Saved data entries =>
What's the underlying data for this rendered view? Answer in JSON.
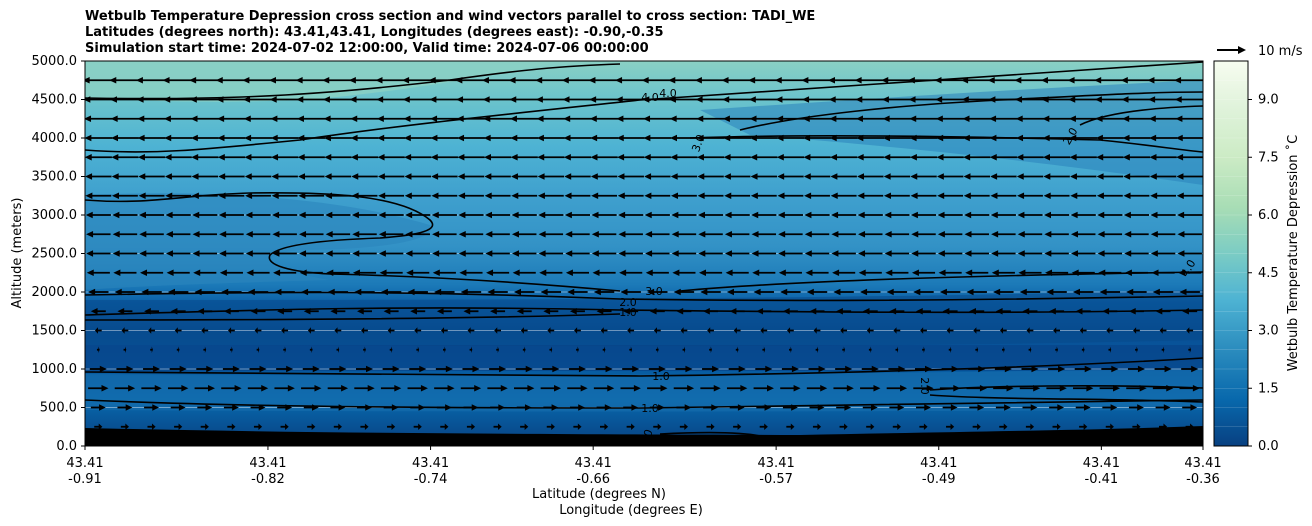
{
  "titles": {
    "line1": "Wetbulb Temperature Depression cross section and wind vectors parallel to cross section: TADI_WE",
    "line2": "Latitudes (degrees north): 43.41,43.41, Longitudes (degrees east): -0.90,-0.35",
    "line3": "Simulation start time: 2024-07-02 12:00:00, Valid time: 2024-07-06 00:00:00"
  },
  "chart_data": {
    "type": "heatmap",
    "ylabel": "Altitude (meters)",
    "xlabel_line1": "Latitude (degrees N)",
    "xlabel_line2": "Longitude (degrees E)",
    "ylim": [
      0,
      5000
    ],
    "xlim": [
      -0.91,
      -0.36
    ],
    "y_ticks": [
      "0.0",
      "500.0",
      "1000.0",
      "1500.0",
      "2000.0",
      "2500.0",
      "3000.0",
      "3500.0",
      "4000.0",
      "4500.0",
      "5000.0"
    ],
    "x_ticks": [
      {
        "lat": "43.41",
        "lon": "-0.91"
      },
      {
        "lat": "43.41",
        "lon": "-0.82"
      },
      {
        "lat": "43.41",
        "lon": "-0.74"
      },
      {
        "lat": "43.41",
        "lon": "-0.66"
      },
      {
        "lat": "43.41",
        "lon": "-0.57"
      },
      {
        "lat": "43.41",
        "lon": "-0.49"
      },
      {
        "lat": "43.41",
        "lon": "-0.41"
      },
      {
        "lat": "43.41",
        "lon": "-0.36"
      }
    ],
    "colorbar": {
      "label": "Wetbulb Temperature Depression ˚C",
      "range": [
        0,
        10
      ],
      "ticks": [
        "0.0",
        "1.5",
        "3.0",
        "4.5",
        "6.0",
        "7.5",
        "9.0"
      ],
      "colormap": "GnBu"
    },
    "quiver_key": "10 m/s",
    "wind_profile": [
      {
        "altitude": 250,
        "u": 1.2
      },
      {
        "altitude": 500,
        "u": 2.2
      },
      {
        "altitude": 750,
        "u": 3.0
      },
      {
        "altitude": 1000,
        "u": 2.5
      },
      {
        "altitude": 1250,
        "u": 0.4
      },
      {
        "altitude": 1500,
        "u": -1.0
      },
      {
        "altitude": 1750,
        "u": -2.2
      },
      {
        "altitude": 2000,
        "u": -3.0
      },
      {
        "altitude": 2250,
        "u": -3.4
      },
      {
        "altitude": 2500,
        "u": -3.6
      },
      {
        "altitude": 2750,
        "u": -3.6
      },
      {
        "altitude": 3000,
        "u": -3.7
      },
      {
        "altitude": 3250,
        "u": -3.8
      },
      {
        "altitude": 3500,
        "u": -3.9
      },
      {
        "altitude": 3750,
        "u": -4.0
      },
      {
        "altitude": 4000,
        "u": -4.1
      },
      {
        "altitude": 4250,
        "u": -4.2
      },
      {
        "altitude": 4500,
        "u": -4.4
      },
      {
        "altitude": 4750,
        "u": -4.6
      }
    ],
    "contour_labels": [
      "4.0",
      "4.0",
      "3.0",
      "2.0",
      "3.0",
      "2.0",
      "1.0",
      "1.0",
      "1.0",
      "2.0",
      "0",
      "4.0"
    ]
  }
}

==

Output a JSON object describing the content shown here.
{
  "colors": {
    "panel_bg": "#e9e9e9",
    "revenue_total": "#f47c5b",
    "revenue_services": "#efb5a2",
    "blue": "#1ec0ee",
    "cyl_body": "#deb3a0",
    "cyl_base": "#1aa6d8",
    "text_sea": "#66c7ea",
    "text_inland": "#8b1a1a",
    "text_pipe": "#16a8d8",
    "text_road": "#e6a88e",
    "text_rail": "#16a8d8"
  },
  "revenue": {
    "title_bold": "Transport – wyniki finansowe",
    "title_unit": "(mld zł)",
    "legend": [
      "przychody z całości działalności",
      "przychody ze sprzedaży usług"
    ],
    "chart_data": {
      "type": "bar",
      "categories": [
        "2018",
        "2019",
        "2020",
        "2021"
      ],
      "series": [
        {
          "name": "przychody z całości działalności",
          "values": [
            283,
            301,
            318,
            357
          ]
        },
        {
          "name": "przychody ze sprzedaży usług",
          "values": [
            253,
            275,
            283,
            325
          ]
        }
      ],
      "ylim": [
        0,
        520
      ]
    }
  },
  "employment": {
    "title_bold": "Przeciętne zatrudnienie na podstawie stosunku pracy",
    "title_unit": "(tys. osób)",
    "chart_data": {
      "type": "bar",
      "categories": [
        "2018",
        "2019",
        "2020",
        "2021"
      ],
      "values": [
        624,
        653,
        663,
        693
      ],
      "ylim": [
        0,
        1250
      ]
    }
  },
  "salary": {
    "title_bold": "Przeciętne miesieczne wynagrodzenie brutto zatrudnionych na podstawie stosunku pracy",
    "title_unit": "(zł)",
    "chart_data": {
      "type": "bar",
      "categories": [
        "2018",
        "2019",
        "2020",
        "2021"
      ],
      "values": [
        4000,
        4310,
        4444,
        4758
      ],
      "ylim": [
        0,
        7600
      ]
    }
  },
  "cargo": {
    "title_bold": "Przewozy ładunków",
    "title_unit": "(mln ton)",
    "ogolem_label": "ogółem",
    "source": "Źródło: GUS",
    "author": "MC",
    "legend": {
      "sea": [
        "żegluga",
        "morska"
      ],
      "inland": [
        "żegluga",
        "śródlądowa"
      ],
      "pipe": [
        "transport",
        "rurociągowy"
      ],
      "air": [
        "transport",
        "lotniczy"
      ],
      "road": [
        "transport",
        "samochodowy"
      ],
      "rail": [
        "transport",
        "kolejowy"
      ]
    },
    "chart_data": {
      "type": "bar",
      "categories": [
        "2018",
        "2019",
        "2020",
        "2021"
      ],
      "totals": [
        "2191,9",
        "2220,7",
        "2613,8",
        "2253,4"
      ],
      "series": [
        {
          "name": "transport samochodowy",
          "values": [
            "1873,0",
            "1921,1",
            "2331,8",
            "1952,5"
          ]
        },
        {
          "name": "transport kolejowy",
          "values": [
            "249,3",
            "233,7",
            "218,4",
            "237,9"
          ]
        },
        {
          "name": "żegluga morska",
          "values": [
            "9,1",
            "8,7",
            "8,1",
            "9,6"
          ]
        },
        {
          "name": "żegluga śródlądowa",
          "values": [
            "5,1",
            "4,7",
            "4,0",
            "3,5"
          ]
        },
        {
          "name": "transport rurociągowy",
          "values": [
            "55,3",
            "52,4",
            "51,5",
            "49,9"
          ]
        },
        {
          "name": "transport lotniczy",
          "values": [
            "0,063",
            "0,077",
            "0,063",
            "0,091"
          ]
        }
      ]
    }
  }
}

==

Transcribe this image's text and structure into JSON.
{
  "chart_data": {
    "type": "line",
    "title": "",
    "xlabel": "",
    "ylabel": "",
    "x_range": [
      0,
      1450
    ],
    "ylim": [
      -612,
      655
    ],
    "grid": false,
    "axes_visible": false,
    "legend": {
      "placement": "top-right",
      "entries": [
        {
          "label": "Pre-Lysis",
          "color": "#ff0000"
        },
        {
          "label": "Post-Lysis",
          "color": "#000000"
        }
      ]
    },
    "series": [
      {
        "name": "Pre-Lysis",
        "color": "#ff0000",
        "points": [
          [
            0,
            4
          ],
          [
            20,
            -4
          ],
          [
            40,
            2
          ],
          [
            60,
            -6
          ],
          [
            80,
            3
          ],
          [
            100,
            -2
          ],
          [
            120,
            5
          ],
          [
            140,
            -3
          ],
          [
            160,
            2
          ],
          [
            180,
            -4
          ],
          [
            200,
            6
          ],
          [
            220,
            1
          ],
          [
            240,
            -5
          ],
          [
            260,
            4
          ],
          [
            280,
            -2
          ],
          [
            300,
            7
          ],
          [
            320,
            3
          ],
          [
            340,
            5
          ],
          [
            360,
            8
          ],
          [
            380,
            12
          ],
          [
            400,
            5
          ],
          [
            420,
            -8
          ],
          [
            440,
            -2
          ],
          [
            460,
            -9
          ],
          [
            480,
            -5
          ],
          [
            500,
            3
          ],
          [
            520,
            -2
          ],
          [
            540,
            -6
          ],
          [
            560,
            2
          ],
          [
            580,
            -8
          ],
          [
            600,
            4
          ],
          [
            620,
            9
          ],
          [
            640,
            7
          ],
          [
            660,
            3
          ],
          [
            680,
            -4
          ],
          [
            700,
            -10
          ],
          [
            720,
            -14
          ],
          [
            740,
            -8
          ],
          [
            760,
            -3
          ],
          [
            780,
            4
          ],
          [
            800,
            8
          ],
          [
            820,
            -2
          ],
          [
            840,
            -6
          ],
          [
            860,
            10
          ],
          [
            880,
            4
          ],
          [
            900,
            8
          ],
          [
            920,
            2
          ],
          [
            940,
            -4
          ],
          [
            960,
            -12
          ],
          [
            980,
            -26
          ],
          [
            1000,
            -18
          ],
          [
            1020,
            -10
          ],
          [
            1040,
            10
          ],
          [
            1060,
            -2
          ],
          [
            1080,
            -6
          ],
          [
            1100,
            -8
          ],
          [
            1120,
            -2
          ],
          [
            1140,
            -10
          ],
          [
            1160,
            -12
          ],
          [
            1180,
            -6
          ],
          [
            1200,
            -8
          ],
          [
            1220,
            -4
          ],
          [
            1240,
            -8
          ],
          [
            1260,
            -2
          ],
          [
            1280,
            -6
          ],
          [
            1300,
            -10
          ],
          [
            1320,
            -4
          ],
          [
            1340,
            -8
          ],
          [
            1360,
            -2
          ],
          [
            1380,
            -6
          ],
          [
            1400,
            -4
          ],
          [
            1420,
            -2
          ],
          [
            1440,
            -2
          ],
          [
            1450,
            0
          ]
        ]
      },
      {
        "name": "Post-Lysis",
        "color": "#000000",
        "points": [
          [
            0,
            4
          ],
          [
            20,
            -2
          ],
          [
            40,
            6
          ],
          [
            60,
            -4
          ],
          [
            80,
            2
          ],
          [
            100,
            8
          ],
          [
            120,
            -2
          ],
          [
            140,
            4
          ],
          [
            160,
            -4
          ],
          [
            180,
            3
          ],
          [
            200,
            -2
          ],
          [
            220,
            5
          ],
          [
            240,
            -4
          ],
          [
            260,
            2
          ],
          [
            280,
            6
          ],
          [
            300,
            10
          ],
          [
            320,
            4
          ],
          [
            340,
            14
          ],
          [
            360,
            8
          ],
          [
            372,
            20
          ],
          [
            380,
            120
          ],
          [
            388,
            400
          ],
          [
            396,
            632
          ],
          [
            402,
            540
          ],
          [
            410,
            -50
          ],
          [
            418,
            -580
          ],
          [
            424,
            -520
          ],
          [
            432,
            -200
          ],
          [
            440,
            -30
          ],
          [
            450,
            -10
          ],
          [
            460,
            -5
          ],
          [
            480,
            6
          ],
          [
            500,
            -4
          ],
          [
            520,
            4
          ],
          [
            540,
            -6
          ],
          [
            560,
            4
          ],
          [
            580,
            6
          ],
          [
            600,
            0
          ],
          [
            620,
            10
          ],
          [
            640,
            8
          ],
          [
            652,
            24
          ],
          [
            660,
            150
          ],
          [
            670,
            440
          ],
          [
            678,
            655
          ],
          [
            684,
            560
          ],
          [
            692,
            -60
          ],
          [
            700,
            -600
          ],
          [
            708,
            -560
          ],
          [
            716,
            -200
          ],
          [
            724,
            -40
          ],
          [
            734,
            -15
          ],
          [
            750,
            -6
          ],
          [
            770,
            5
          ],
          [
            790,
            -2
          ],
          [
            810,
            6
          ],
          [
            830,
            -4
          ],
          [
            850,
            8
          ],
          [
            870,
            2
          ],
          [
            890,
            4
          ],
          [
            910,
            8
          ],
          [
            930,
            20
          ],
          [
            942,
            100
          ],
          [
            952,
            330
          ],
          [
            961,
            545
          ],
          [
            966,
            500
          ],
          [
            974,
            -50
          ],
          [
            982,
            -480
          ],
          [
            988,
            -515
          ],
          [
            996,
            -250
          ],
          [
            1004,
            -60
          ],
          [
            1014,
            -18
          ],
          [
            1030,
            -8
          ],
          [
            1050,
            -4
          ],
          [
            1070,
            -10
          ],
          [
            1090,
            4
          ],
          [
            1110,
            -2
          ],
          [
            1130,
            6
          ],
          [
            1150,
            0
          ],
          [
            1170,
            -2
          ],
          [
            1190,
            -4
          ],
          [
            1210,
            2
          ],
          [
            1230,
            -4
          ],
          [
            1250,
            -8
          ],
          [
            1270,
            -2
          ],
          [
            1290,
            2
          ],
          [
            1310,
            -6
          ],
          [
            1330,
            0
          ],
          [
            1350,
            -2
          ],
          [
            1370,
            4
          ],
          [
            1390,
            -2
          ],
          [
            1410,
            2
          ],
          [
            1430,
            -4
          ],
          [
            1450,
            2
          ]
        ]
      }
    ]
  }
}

Stated goal => Search the listing for the string "usług". Copy each line where it turns up.

Final result =>
      "przychody ze sprzedaży usług"
          "name": "przychody ze sprzedaży usług",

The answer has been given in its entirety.